• [Rows]
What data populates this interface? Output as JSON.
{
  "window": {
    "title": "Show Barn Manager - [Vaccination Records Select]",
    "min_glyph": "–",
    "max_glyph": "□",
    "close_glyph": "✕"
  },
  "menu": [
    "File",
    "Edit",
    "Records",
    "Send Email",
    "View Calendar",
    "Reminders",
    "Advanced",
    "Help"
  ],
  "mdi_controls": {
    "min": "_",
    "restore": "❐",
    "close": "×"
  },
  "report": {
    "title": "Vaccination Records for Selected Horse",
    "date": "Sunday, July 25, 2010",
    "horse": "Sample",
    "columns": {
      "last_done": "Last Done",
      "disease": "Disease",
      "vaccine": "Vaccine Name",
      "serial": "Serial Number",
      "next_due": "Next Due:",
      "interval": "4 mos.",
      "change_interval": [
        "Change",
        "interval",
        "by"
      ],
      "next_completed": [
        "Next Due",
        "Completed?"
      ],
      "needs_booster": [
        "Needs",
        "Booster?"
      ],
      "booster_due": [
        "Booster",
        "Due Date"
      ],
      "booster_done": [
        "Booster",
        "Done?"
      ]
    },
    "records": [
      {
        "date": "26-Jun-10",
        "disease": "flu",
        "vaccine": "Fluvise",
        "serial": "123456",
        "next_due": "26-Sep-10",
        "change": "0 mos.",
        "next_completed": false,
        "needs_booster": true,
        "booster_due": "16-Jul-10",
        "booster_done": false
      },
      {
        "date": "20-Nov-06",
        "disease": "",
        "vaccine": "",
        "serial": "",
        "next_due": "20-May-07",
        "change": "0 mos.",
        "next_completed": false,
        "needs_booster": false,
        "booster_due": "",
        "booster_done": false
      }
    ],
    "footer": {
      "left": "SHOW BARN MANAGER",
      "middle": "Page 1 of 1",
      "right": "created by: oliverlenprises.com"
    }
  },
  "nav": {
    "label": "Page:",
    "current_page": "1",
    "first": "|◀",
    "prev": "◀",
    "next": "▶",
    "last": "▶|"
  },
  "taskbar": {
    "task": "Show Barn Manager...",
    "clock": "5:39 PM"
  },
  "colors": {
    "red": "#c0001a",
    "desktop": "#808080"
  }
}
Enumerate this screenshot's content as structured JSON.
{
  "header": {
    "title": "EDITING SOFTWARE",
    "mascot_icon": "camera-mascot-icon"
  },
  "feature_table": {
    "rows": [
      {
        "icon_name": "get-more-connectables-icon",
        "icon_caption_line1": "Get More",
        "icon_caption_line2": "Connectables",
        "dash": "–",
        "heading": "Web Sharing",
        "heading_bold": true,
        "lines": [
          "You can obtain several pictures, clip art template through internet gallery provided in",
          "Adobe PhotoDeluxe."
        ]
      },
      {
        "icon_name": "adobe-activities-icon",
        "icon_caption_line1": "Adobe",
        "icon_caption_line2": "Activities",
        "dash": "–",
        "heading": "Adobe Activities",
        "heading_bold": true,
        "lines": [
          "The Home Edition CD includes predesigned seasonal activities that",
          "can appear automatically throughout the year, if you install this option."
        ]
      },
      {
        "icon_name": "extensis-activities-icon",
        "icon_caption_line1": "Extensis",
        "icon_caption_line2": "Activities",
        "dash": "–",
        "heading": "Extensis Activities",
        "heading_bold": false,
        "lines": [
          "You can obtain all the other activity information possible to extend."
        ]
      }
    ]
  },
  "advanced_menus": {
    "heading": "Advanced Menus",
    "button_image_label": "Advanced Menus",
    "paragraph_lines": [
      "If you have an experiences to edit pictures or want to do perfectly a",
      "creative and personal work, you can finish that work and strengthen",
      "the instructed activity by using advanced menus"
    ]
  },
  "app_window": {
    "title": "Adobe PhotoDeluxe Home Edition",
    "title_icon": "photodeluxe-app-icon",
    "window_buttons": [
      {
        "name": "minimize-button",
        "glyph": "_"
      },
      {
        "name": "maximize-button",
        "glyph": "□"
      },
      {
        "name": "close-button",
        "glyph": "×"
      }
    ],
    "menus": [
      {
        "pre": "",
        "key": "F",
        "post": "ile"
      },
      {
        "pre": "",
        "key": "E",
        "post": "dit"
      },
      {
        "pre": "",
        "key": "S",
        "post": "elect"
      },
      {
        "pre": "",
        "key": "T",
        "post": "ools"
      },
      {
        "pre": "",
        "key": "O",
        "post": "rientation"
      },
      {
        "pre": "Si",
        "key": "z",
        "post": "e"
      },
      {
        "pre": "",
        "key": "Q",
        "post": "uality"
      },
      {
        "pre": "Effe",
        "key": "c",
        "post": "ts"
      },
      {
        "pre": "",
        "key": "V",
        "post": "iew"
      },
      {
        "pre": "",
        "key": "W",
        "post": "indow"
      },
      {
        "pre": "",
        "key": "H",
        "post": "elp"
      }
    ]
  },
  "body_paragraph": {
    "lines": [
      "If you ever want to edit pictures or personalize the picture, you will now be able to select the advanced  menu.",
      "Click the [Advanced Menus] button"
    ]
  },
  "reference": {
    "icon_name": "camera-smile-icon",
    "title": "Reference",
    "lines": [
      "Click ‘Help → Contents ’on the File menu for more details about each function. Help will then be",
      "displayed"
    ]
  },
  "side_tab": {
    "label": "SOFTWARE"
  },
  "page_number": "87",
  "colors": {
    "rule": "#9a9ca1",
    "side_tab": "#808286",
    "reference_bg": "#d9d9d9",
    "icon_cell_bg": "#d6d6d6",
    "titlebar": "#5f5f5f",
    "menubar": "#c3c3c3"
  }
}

• [Short problem]
Check each line of the data above for the word "serial" and say how many lines contain it, giving nothing besides the number.

• [Written response]
3